— Exercise brief —
Read the lines that follow and pick out every one containing the word "PowerShell".

— Records to process —
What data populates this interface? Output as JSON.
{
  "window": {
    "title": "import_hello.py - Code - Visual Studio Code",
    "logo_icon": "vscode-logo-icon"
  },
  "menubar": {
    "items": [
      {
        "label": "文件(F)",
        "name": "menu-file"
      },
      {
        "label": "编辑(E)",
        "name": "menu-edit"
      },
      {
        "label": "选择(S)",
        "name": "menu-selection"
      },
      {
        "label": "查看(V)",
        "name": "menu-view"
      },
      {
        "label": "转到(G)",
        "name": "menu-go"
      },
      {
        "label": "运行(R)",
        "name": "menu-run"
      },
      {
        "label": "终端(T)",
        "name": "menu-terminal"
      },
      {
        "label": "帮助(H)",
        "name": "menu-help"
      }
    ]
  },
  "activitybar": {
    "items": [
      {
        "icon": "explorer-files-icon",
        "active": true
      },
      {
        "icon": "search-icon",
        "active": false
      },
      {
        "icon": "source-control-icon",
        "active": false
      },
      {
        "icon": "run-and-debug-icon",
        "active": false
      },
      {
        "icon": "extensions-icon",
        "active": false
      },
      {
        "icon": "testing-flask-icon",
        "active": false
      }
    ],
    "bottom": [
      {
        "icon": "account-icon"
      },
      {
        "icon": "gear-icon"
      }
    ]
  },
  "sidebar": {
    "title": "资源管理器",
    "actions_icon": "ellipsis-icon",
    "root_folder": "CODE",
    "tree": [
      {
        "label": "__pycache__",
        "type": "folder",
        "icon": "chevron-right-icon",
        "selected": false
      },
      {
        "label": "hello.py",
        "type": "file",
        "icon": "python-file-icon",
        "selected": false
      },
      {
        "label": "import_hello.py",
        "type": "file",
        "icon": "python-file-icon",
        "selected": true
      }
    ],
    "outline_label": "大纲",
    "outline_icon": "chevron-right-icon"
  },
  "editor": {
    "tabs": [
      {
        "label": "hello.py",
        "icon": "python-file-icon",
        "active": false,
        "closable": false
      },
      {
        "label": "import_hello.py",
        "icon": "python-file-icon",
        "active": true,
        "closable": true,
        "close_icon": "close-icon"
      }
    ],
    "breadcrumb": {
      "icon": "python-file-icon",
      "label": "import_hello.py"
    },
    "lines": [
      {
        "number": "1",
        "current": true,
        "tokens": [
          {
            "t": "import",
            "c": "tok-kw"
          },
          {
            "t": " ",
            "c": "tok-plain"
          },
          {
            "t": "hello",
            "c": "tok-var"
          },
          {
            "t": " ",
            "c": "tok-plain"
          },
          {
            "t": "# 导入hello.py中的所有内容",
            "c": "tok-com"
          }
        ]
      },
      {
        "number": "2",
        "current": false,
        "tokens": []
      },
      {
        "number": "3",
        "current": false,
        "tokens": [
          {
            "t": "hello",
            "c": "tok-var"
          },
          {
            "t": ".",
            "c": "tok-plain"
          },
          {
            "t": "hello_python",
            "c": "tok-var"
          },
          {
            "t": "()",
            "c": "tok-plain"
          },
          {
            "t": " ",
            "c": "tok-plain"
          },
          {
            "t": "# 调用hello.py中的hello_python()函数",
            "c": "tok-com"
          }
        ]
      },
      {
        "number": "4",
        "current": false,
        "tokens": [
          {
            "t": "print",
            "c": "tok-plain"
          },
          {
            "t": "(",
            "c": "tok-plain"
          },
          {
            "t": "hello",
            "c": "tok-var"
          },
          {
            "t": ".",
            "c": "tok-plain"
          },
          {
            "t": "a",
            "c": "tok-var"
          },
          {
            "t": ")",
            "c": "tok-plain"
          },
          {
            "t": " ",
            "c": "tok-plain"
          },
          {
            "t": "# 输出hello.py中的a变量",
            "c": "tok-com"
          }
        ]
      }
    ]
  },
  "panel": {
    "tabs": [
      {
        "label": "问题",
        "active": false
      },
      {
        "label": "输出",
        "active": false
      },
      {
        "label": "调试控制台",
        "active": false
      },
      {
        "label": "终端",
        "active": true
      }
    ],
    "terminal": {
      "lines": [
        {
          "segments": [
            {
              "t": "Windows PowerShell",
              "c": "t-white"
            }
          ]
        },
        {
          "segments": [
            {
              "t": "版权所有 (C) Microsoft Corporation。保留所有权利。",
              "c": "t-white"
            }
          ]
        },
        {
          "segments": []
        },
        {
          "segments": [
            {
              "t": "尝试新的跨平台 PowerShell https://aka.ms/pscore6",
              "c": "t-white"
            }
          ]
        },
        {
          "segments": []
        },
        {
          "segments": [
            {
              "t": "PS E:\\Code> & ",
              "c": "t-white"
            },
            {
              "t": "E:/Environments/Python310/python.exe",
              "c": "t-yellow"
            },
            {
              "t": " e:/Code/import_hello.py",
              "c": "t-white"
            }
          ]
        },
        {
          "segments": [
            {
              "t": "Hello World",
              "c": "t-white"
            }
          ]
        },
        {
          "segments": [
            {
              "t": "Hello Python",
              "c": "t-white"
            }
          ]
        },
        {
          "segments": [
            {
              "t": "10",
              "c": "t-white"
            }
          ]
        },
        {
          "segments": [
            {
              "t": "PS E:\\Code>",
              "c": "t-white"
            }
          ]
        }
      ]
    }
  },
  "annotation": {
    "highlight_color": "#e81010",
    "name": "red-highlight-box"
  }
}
* * *
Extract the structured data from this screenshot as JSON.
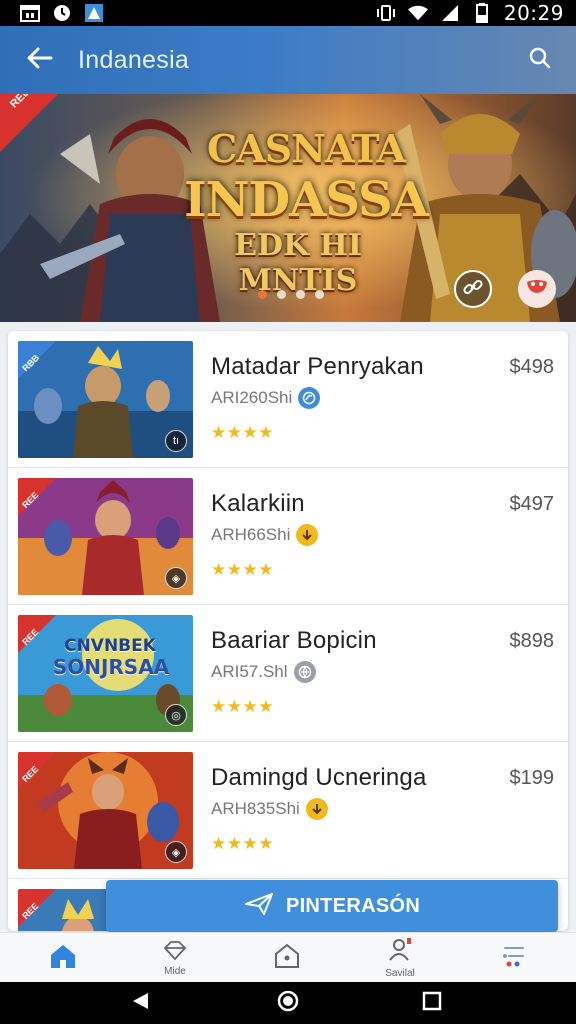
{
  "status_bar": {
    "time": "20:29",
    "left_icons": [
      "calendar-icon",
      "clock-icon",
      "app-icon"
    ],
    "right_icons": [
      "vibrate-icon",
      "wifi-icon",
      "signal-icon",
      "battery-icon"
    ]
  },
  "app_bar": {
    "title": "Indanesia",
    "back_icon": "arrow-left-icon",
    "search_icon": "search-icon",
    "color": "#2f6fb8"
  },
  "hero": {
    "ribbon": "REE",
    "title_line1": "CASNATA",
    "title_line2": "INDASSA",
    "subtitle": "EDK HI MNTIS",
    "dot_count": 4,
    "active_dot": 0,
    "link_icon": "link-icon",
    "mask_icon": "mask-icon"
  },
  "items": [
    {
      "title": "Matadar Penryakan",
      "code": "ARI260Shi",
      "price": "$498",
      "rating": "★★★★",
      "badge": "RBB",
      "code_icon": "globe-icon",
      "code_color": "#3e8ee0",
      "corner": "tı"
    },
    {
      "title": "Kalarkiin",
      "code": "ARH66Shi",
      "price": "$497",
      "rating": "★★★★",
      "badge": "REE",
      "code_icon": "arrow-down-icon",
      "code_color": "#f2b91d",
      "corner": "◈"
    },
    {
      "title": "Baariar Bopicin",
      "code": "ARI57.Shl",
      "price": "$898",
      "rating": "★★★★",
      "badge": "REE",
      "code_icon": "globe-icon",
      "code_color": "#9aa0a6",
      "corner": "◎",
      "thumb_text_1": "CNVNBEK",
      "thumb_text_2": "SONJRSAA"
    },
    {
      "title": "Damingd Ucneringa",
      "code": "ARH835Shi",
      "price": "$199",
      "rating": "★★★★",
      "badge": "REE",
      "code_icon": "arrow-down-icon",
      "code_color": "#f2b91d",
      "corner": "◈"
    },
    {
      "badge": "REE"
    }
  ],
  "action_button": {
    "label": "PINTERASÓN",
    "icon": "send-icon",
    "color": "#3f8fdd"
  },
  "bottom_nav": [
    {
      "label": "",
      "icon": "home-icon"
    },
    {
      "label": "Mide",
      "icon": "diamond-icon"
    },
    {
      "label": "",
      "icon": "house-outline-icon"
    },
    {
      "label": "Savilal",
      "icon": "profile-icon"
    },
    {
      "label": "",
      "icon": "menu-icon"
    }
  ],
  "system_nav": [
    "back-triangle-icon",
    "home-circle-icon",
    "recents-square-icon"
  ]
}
* * *
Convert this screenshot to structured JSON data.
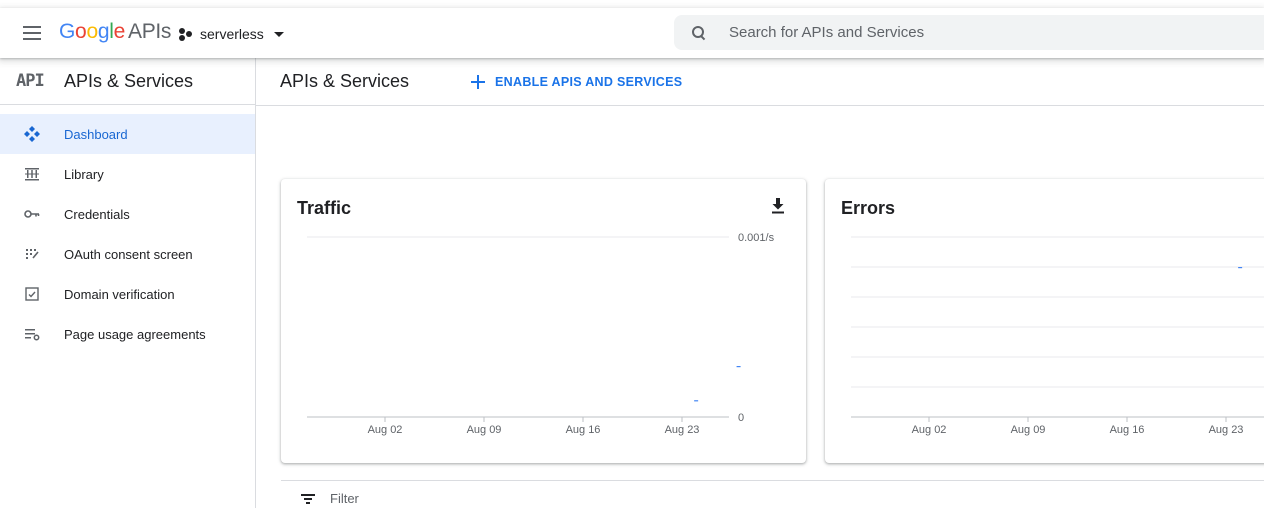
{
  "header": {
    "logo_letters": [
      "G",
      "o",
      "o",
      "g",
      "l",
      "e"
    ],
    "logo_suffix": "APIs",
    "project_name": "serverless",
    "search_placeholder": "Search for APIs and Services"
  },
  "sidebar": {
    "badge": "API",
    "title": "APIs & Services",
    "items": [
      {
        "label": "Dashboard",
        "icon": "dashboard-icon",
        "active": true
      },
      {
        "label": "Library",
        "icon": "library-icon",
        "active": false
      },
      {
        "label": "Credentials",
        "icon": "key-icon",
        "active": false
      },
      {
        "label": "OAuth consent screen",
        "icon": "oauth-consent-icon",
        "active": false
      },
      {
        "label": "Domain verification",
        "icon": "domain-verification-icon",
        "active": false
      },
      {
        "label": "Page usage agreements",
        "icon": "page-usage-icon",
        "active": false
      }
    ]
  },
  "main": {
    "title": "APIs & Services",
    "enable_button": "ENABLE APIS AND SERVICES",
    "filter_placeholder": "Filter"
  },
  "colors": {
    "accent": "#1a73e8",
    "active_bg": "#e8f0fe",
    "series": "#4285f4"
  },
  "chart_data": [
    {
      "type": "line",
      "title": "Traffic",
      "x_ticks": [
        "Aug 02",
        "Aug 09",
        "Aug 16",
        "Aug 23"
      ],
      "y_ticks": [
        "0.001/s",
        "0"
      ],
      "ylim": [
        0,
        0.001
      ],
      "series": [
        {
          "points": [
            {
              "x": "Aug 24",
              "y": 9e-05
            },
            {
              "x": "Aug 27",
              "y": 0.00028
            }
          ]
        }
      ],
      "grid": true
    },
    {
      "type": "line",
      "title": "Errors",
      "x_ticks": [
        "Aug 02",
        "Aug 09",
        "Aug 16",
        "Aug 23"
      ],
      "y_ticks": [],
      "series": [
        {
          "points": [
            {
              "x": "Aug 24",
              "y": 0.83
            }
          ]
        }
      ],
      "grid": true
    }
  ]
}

— Solved exercise —
              "t": "Windows PowerShell",
              "t": "尝试新的跨平台 PowerShell https://aka.ms/pscore6",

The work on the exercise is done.